(Records from a data collection)
++++++++
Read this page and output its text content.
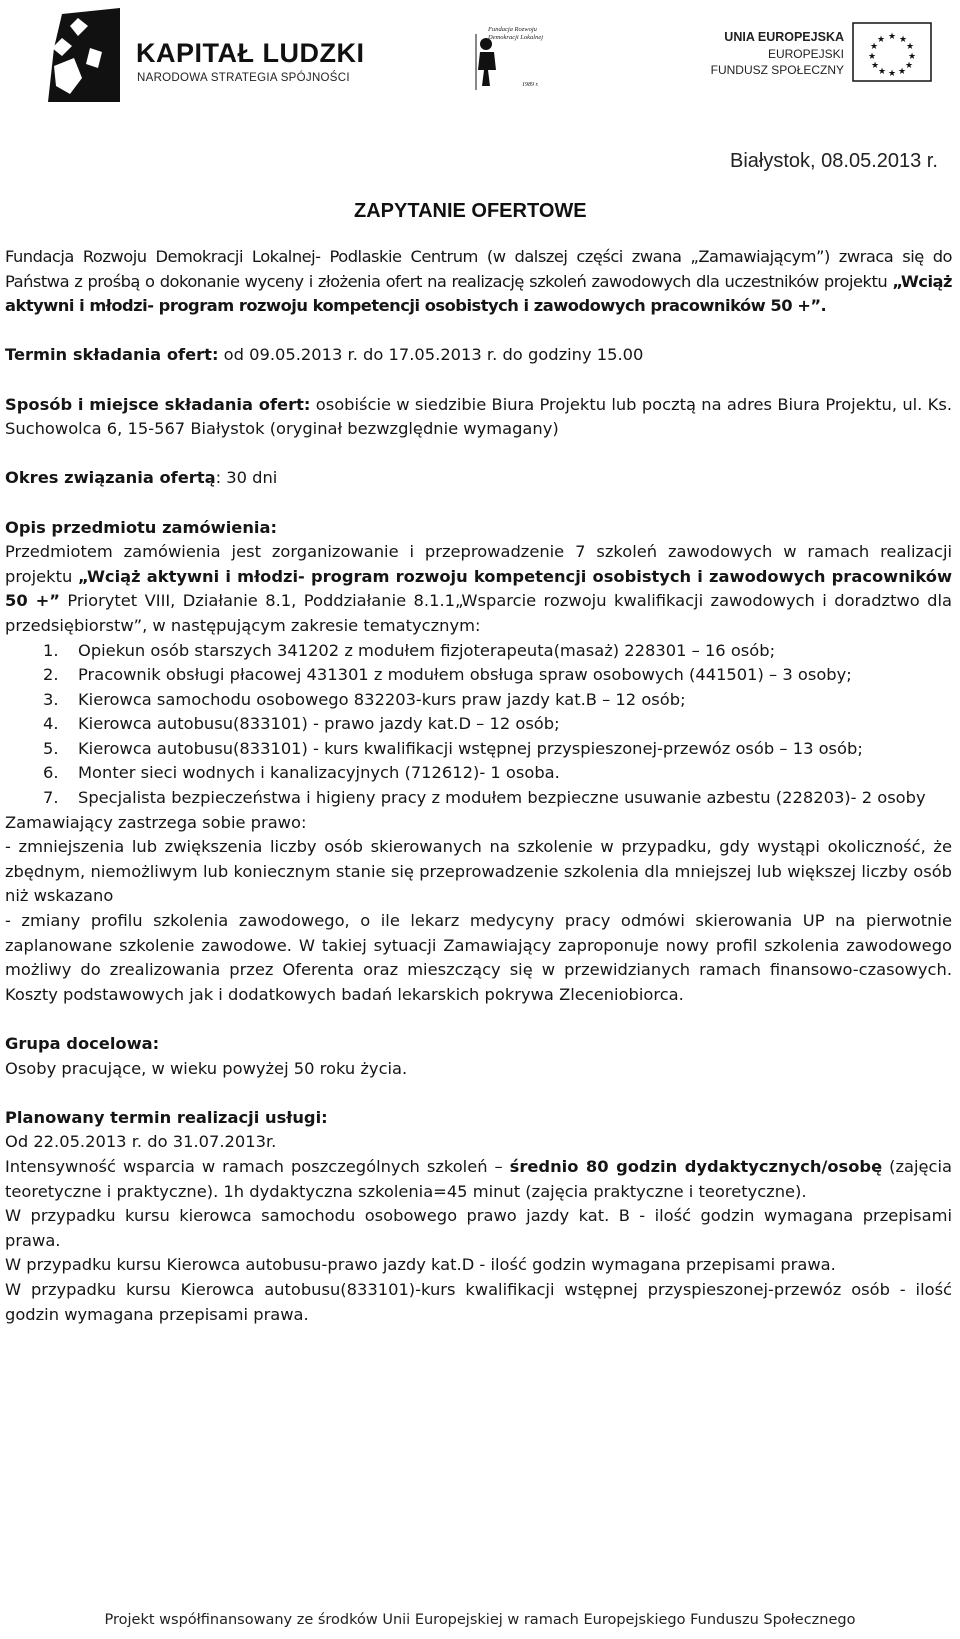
KAPITAŁ LUDZKI
NARODOWA STRATEGIA SPÓJNOŚCI
Fundacja Rozwoju
Demokracji Lokalnej
1989 r.
UNIA EUROPEJSKA
EUROPEJSKI
FUNDUSZ SPOŁECZNY
★ ★
★
★
★
★
★
★
★
★
★
★
Białystok, 08.05.2013 r.
ZAPYTANIE OFERTOWE

Fundacja Rozwoju Demokracji Lokalnej- Podlaskie Centrum (w dalszej części zwana „Zamawiającym”) zwraca się do Państwa z prośbą o dokonanie wyceny i złożenia ofert na realizację szkoleń zawodowych dla uczestników projektu „Wciąż aktywni i młodzi- program rozwoju kompetencji osobistych i zawodowych pracowników 50 +”.

Termin składania ofert: od 09.05.2013 r. do 17.05.2013 r. do godziny 15.00

Sposób i miejsce składania ofert: osobiście w siedzibie Biura Projektu lub pocztą na adres Biura Projektu, ul. Ks. Suchowolca 6, 15-567 Białystok (oryginał bezwzględnie wymagany)

Okres związania ofertą: 30 dni

Opis przedmiotu zamówienia:

Przedmiotem zamówienia jest zorganizowanie i przeprowadzenie 7 szkoleń zawodowych w ramach realizacji projektu „Wciąż aktywni i młodzi- program rozwoju kompetencji osobistych i zawodowych pracowników 50 +” Priorytet VIII, Działanie 8.1, Poddziałanie 8.1.1„Wsparcie rozwoju kwalifikacji zawodowych i doradztwo dla przedsiębiorstw”, w następującym zakresie tematycznym:

1. Opiekun osób starszych 341202 z modułem fizjoterapeuta(masaż) 228301 – 16 osób;
2. Pracownik obsługi płacowej 431301 z modułem obsługa spraw osobowych (441501) – 3 osoby;
3. Kierowca samochodu osobowego 832203-kurs praw jazdy kat.B – 12 osób;
4. Kierowca autobusu(833101) - prawo jazdy kat.D – 12 osób;
5. Kierowca autobusu(833101) - kurs kwalifikacji wstępnej przyspieszonej-przewóz osób – 13 osób;
6. Monter sieci wodnych i kanalizacyjnych (712612)- 1 osoba.
7. Specjalista bezpieczeństwa i higieny pracy z modułem bezpieczne usuwanie azbestu (228203)- 2 osoby

Zamawiający zastrzega sobie prawo:

- zmniejszenia lub zwiększenia liczby osób skierowanych na szkolenie w przypadku, gdy wystąpi okoliczność, że zbędnym, niemożliwym lub koniecznym stanie się przeprowadzenie szkolenia dla mniejszej lub większej liczby osób niż wskazano

- zmiany profilu szkolenia zawodowego, o ile lekarz medycyny pracy odmówi skierowania UP na pierwotnie zaplanowane szkolenie zawodowe. W takiej sytuacji Zamawiający zaproponuje nowy profil szkolenia zawodowego możliwy do zrealizowania przez Oferenta oraz mieszczący się w przewidzianych ramach finansowo-czasowych. Koszty podstawowych jak i dodatkowych badań lekarskich pokrywa Zleceniobiorca.

Grupa docelowa:

Osoby pracujące, w wieku powyżej 50 roku życia.

Planowany termin realizacji usługi:

Od 22.05.2013 r. do 31.07.2013r.

Intensywność wsparcia w ramach poszczególnych szkoleń – średnio 80 godzin dydaktycznych/osobę (zajęcia teoretyczne i praktyczne). 1h dydaktyczna szkolenia=45 minut (zajęcia praktyczne i teoretyczne).

W przypadku kursu kierowca samochodu osobowego prawo jazdy kat. B - ilość godzin wymagana przepisami prawa.

W przypadku kursu Kierowca autobusu-prawo jazdy kat.D - ilość godzin wymagana przepisami prawa.

W przypadku kursu Kierowca autobusu(833101)-kurs kwalifikacji wstępnej przyspieszonej-przewóz osób - ilość godzin wymagana przepisami prawa.

Projekt współfinansowany ze środków Unii Europejskiej w ramach Europejskiego Funduszu Społecznego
++++++++
◆ Task details ◆
Which lines hold the word "Demokracji"? Show each one.

◆ Result of the task ◆
Demokracji Lokalnej
Fundacja Rozwoju Demokracji Lokalnej- Podlaskie Centrum (w dalszej części zwana „Zamawiającym”) zwraca się do Państwa z prośbą o dokonanie wyceny i złożenia ofert na realizację szkoleń zawodowych dla uczestników projektu „Wciąż aktywni i młodzi- program rozwoju kompetencji osobistych i zawodowych pracowników 50 +”.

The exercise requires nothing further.